[Recorded data]
______

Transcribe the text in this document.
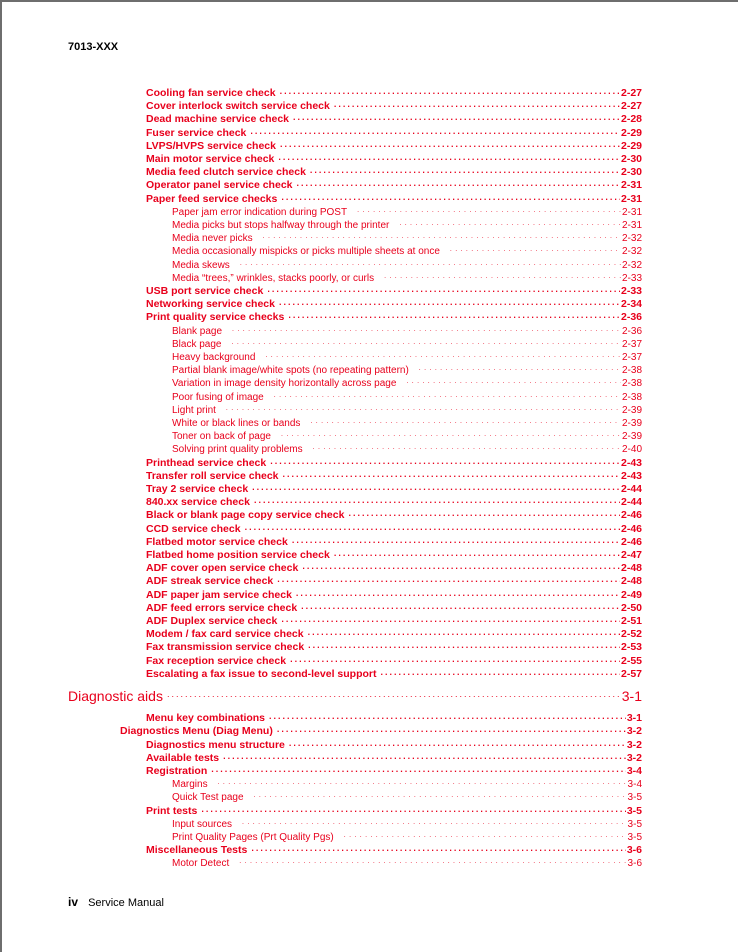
7013-XXX
Cooling fan service check .....	2-27
Cover interlock switch service check .....	2-27
Dead machine service check .....	2-28
Fuser service check .....	2-29
LVPS/HVPS service check .....	2-29
Main motor service check .....	2-30
Media feed clutch service check .....	2-30
Operator panel service check .....	2-31
Paper feed service checks .....	2-31
Paper jam error indication during POST .....	2-31
Media picks but stops halfway through the printer .....	2-31
Media never picks .....	2-32
Media occasionally mispicks or picks multiple sheets at once .....	2-32
Media skews .....	2-32
Media “trees,” wrinkles, stacks poorly, or curls .....	2-33
USB port service check .....	2-33
Networking service check .....	2-34
Print quality service checks .....	2-36
Blank page .....	2-36
Black page .....	2-37
Heavy background .....	2-37
Partial blank image/white spots (no repeating pattern) .....	2-38
Variation in image density horizontally across page .....	2-38
Poor fusing of image .....	2-38
Light print .....	2-39
White or black lines or bands .....	2-39
Toner on back of page .....	2-39
Solving print quality problems .....	2-40
Printhead service check .....	2-43
Transfer roll service check .....	2-43
Tray 2 service check .....	2-44
840.xx service check .....	2-44
Black or blank page copy service check .....	2-46
CCD service check .....	2-46
Flatbed motor service check .....	2-46
Flatbed home position service check .....	2-47
ADF cover open service check .....	2-48
ADF streak service check .....	2-48
ADF paper jam service check .....	2-49
ADF feed errors service check .....	2-50
ADF Duplex service check .....	2-51
Modem / fax card service check .....	2-52
Fax transmission service check .....	2-53
Fax reception service check .....	2-55
Escalating a fax issue to second-level support .....	2-57
Diagnostic aids .....	3-1
Menu key combinations .....	3-1
Diagnostics Menu (Diag Menu) .....	3-2
Diagnostics menu structure .....	3-2
Available tests .....	3-2
Registration .....	3-4
Margins .....	3-4
Quick Test page .....	3-5
Print tests .....	3-5
Input sources .....	3-5
Print Quality Pages (Prt Quality Pgs) .....	3-5
Miscellaneous Tests .....	3-6
Motor Detect .....	3-6
iv Service Manual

______

▶ _WRITTEN EXERCISE_: List every line above containing the word "feed".

▶ _WORKED ANSWER_:
Media feed clutch service check .....	2-30
Paper feed service checks .....	2-31
ADF feed errors service check .....	2-50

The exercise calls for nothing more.